● **Exercise details**
Reply with one number only: the count of lines below that contain the word "Ноябрь".

* begin Provided data *

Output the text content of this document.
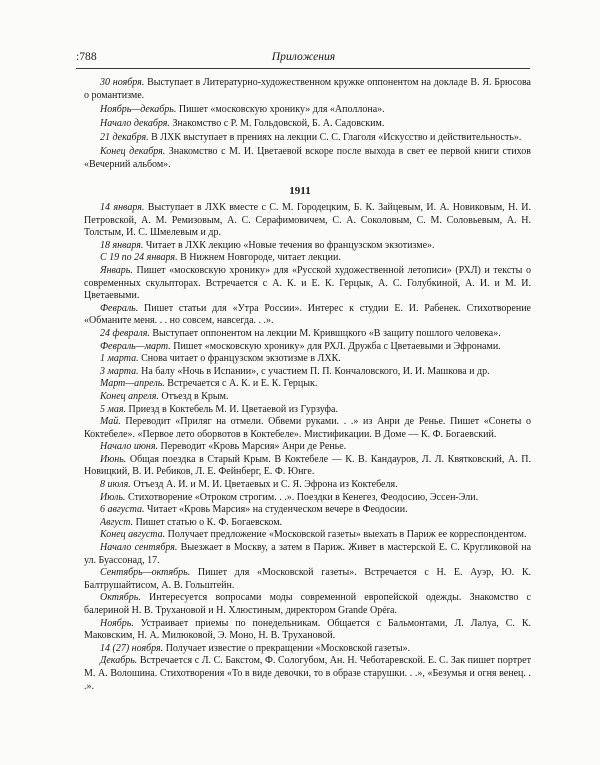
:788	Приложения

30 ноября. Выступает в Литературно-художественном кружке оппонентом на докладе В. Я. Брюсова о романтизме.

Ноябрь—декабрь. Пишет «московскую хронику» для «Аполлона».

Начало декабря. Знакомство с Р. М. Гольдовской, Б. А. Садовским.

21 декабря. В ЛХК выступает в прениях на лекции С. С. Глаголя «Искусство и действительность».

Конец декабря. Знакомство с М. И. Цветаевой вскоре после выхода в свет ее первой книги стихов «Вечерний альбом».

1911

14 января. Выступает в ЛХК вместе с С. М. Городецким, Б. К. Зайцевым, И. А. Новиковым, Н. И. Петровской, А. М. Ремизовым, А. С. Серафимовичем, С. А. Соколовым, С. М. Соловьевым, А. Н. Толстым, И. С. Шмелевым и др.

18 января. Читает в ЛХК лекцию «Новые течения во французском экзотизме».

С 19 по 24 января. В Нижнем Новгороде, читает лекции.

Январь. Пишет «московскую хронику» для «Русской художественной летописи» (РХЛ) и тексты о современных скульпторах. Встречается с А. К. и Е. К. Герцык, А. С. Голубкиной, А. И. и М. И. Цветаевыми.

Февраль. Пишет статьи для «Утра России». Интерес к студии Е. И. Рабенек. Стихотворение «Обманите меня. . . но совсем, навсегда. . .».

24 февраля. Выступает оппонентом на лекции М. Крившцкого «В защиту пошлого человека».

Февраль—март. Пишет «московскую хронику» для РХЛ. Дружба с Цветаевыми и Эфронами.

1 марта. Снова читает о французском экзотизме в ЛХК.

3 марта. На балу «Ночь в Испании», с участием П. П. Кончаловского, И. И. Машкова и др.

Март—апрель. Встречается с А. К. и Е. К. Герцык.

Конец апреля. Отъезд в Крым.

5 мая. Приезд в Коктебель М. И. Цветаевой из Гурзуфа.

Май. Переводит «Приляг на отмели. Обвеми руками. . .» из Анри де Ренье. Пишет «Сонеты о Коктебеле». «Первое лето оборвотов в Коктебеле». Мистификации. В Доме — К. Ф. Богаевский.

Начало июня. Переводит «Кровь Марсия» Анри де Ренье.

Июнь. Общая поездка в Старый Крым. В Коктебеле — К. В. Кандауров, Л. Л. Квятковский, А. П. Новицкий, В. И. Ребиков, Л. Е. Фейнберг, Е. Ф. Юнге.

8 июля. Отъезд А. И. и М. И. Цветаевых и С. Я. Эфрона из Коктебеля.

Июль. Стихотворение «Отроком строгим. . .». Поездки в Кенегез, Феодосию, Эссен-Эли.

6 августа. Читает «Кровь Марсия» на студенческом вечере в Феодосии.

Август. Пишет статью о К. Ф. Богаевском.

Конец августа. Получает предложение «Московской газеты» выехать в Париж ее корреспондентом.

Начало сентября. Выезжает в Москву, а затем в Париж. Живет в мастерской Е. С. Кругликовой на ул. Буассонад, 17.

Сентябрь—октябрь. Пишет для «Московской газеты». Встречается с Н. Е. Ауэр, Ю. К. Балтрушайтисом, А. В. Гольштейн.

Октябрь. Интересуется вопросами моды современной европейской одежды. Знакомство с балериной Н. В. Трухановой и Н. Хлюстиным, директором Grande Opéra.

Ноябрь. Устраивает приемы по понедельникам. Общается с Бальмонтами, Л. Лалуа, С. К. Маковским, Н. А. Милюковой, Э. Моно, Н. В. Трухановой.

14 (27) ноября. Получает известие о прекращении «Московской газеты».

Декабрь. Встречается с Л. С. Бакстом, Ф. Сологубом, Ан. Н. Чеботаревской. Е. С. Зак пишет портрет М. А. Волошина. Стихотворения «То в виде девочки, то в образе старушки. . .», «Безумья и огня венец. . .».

* end Provided data *
* begin Provided data *

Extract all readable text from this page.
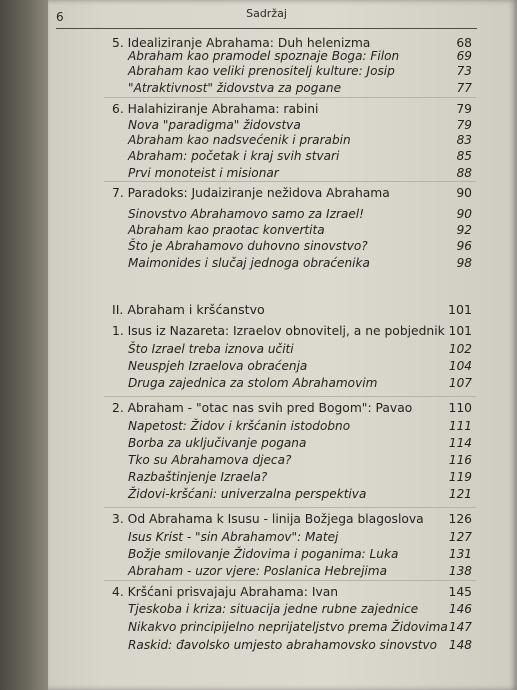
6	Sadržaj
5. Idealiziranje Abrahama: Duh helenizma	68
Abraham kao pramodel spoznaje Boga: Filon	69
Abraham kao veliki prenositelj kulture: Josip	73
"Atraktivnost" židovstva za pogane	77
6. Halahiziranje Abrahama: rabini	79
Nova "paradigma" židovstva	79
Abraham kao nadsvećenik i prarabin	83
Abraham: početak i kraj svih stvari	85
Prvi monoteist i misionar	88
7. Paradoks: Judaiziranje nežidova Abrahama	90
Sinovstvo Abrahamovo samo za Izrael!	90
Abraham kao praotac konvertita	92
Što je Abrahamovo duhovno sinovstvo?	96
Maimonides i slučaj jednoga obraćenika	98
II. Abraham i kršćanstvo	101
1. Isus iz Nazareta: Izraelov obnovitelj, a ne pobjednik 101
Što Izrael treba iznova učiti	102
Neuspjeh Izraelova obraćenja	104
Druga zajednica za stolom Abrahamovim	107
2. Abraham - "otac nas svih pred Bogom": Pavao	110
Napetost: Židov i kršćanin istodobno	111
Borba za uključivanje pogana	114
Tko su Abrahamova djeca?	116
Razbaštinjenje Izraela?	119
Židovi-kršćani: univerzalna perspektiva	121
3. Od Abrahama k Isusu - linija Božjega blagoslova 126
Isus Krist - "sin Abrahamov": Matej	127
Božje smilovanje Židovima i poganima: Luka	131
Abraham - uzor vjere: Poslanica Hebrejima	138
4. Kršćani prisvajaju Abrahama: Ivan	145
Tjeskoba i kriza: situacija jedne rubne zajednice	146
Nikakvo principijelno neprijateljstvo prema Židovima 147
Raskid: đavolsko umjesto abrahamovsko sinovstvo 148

* end Provided data *
* begin Provided data *

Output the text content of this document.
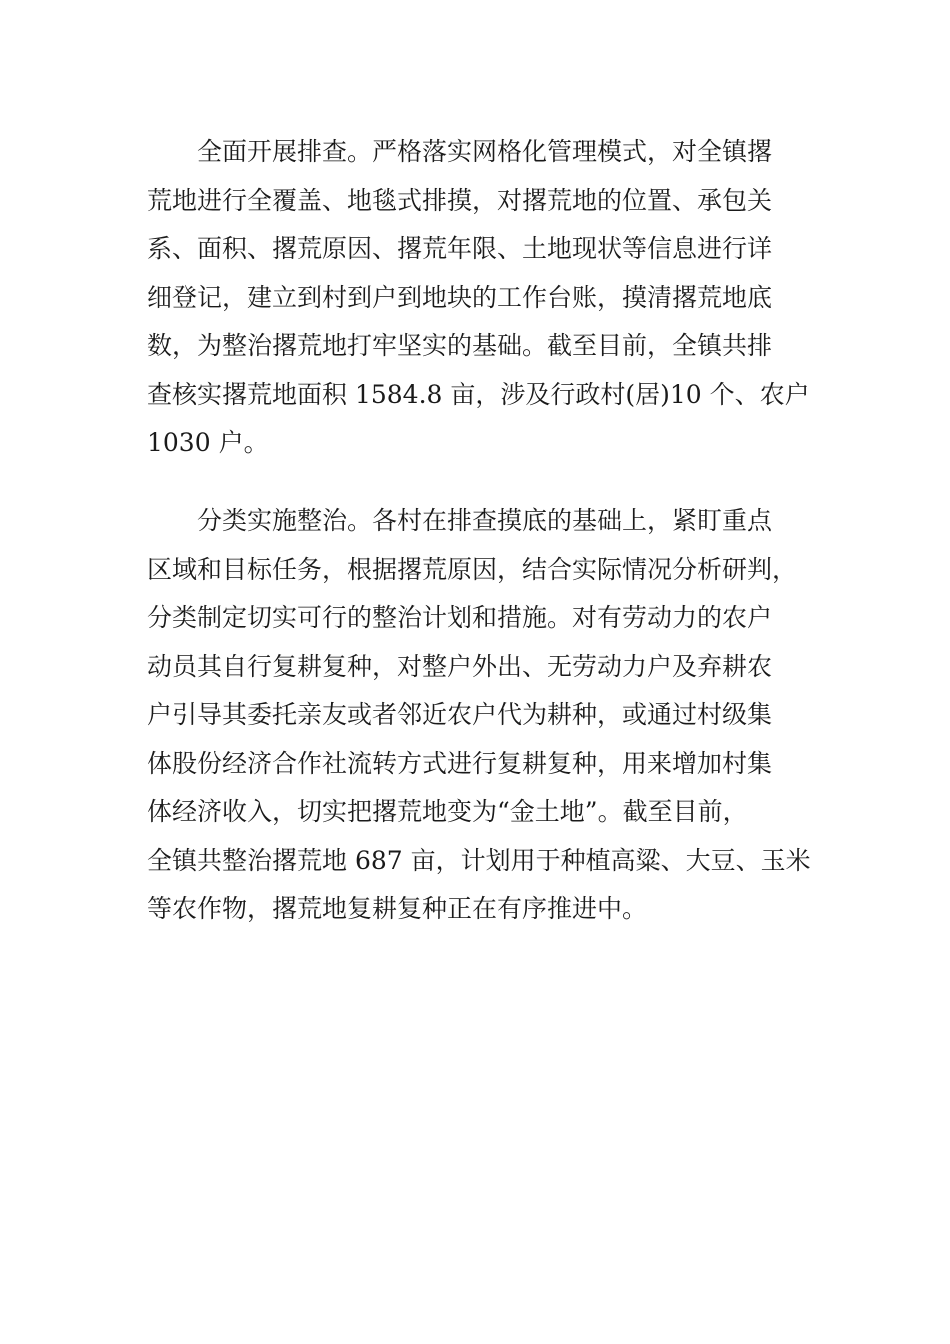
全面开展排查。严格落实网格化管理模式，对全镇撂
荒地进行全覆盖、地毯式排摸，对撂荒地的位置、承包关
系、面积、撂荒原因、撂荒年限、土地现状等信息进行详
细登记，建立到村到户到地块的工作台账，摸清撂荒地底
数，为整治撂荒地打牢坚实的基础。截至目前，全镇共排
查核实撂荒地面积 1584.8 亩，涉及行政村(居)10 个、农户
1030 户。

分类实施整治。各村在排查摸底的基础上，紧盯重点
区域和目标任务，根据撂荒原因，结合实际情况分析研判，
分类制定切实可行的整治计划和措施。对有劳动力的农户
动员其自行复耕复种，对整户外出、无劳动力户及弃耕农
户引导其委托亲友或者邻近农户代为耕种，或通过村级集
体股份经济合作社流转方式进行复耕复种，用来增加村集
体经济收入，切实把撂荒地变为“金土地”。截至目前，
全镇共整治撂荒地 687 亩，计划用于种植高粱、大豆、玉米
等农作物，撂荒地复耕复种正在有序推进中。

* end Provided data *

● **Final result**
2